━━ Dataset extract

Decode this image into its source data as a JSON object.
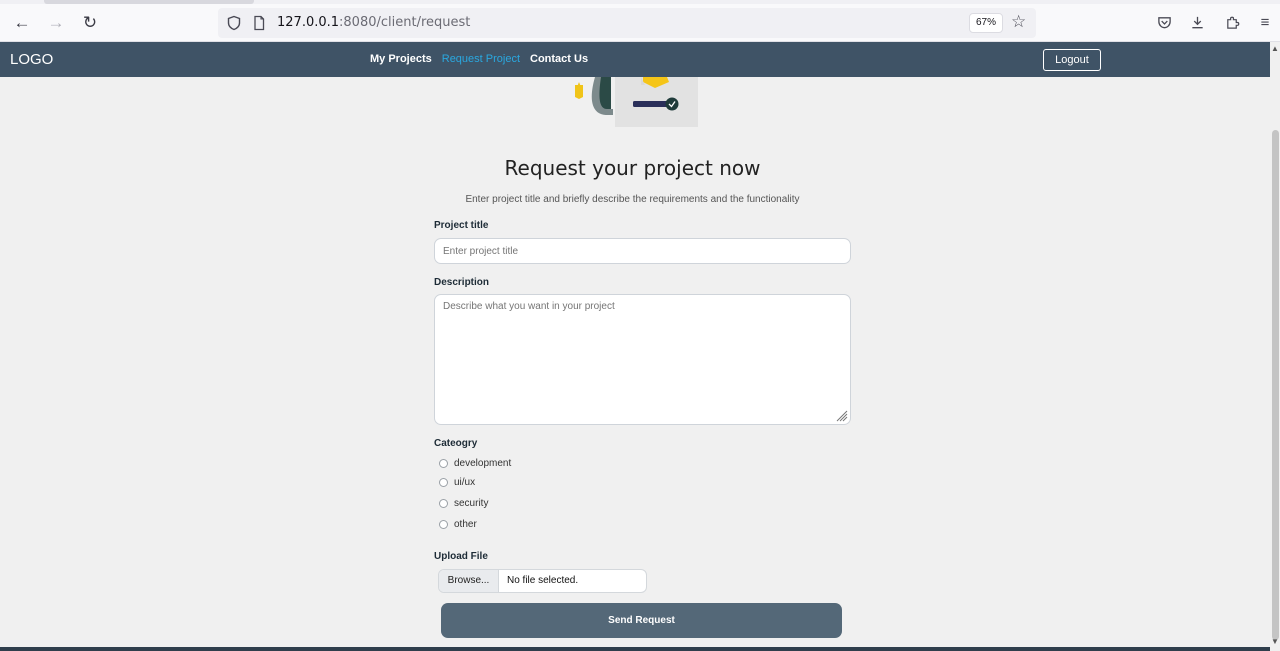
{
  "browser": {
    "url_host": "127.0.0.1",
    "url_rest": ":8080/client/request",
    "zoom": "67%"
  },
  "navbar": {
    "logo": "LOGO",
    "links": [
      "My Projects",
      "Request Project",
      "Contact Us"
    ],
    "active_link": "Request Project",
    "logout_label": "Logout"
  },
  "form": {
    "heading": "Request your project now",
    "subtext": "Enter project title and briefly describe the requirements and the functionality",
    "title_label": "Project title",
    "title_placeholder": "Enter project title",
    "description_label": "Description",
    "description_placeholder": "Describe what you want in your project",
    "category_label": "Cateogry",
    "categories": [
      "development",
      "ui/ux",
      "security",
      "other"
    ],
    "upload_label": "Upload File",
    "browse_label": "Browse...",
    "file_status": "No file selected.",
    "submit_label": "Send Request"
  },
  "colors": {
    "navbar_bg": "#3f5366",
    "active_link": "#2aa8e0",
    "submit_bg": "#546878"
  }
}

━━━━

Exercise task.
In the entries above, find each line with the word "Enter" and copy it.

Finished exercise.
    "subtext": "Enter project title and briefly describe the requirements and the functionality",
    "title_placeholder": "Enter project title",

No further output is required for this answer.